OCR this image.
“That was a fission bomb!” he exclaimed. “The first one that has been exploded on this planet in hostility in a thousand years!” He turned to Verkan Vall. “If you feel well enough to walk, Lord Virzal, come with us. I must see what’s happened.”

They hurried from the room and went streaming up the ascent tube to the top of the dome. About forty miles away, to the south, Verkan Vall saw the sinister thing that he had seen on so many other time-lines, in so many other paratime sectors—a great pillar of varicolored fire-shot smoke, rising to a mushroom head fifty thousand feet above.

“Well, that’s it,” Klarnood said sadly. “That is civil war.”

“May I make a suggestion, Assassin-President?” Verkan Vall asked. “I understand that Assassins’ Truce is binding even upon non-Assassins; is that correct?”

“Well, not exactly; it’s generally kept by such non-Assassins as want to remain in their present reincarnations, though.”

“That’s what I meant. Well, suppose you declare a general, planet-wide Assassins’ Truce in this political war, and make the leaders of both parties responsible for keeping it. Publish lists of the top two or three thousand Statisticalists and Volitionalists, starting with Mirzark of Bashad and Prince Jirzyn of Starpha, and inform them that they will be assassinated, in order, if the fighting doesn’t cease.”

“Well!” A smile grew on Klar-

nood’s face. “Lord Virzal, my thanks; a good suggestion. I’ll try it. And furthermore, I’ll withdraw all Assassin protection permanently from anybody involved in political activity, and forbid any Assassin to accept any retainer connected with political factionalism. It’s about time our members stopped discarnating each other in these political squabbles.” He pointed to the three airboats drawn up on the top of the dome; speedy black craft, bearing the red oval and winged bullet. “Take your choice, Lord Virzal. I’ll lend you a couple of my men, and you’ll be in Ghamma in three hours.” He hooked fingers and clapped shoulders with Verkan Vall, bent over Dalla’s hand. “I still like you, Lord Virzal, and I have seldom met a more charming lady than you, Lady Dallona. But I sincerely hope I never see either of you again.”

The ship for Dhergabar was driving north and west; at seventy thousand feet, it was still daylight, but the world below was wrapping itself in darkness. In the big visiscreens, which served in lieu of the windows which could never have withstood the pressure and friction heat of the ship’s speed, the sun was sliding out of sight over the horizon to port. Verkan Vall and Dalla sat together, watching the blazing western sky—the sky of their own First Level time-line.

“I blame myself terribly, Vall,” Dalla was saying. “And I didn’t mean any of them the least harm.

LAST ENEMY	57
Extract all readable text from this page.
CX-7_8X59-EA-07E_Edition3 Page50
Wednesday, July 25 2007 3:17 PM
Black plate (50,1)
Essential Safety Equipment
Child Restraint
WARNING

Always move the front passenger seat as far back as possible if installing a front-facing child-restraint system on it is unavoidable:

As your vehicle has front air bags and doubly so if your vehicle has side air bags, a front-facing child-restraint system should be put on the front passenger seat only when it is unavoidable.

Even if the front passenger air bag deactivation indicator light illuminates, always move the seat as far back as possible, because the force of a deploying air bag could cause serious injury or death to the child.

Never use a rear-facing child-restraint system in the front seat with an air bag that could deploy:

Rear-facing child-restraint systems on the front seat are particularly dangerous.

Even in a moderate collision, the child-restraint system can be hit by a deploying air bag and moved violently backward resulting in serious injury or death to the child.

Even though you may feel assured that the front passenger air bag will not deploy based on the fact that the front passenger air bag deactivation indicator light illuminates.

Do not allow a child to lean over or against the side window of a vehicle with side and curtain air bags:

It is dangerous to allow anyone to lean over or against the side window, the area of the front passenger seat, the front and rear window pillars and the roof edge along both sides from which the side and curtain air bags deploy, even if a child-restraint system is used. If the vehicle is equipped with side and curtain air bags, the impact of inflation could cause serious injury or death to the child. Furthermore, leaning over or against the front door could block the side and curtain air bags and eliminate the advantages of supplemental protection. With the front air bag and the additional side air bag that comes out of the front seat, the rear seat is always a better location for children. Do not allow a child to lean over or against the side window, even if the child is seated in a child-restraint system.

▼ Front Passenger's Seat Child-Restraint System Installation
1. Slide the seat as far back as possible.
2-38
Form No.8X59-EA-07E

-- -- --

> **Task to carry out**
Give an exact copy of all the data shown above.

> **Result of this exercise**
OCR this image.
“That was a fission bomb!” he exclaimed. “The first one that has been exploded on this planet in hostility in a thousand years!” He turned to Verkan Vall. “If you feel well enough to walk, Lord Virzal, come with us. I must see what’s happened.”

They hurried from the room and went streaming up the ascent tube to the top of the dome. About forty miles away, to the south, Verkan Vall saw the sinister thing that he had seen on so many other time-lines, in so many other paratime sectors—a great pillar of varicolored fire-shot smoke, rising to a mushroom head fifty thousand feet above.

“Well, that’s it,” Klarnood said sadly. “That is civil war.”

“May I make a suggestion, Assassin-President?” Verkan Vall asked. “I understand that Assassins’ Truce is binding even upon non-Assassins; is that correct?”

“Well, not exactly; it’s generally kept by such non-Assassins as want to remain in their present reincarnations, though.”

“That’s what I meant. Well, suppose you declare a general, planet-wide Assassins’ Truce in this political war, and make the leaders of both parties responsible for keeping it. Publish lists of the top two or three thousand Statisticalists and Volitionalists, starting with Mirzark of Bashad and Prince Jirzyn of Starpha, and inform them that they will be assassinated, in order, if the fighting doesn’t cease.”

“Well!” A smile grew on Klar-

nood’s face. “Lord Virzal, my thanks; a good suggestion. I’ll try it. And furthermore, I’ll withdraw all Assassin protection permanently from anybody involved in political activity, and forbid any Assassin to accept any retainer connected with political factionalism. It’s about time our members stopped discarnating each other in these political squabbles.” He pointed to the three airboats drawn up on the top of the dome; speedy black craft, bearing the red oval and winged bullet. “Take your choice, Lord Virzal. I’ll lend you a couple of my men, and you’ll be in Ghamma in three hours.” He hooked fingers and clapped shoulders with Verkan Vall, bent over Dalla’s hand. “I still like you, Lord Virzal, and I have seldom met a more charming lady than you, Lady Dallona. But I sincerely hope I never see either of you again.”

The ship for Dhergabar was driving north and west; at seventy thousand feet, it was still daylight, but the world below was wrapping itself in darkness. In the big visiscreens, which served in lieu of the windows which could never have withstood the pressure and friction heat of the ship’s speed, the sun was sliding out of sight over the horizon to port. Verkan Vall and Dalla sat together, watching the blazing western sky—the sky of their own First Level time-line.

“I blame myself terribly, Vall,” Dalla was saying. “And I didn’t mean any of them the least harm.

LAST ENEMY	57
Extract all readable text from this page.
CX-7_8X59-EA-07E_Edition3 Page50
Wednesday, July 25 2007 3:17 PM
Black plate (50,1)
Essential Safety Equipment
Child Restraint
WARNING

Always move the front passenger seat as far back as possible if installing a front-facing child-restraint system on it is unavoidable:

As your vehicle has front air bags and doubly so if your vehicle has side air bags, a front-facing child-restraint system should be put on the front passenger seat only when it is unavoidable.

Even if the front passenger air bag deactivation indicator light illuminates, always move the seat as far back as possible, because the force of a deploying air bag could cause serious injury or death to the child.

Never use a rear-facing child-restraint system in the front seat with an air bag that could deploy:

Rear-facing child-restraint systems on the front seat are particularly dangerous.

Even in a moderate collision, the child-restraint system can be hit by a deploying air bag and moved violently backward resulting in serious injury or death to the child.

Even though you may feel assured that the front passenger air bag will not deploy based on the fact that the front passenger air bag deactivation indicator light illuminates.

Do not allow a child to lean over or against the side window of a vehicle with side and curtain air bags:

It is dangerous to allow anyone to lean over or against the side window, the area of the front passenger seat, the front and rear window pillars and the roof edge along both sides from which the side and curtain air bags deploy, even if a child-restraint system is used. If the vehicle is equipped with side and curtain air bags, the impact of inflation could cause serious injury or death to the child. Furthermore, leaning over or against the front door could block the side and curtain air bags and eliminate the advantages of supplemental protection. With the front air bag and the additional side air bag that comes out of the front seat, the rear seat is always a better location for children. Do not allow a child to lean over or against the side window, even if the child is seated in a child-restraint system.

▼ Front Passenger's Seat Child-Restraint System Installation
1. Slide the seat as far back as possible.
2-38
Form No.8X59-EA-07E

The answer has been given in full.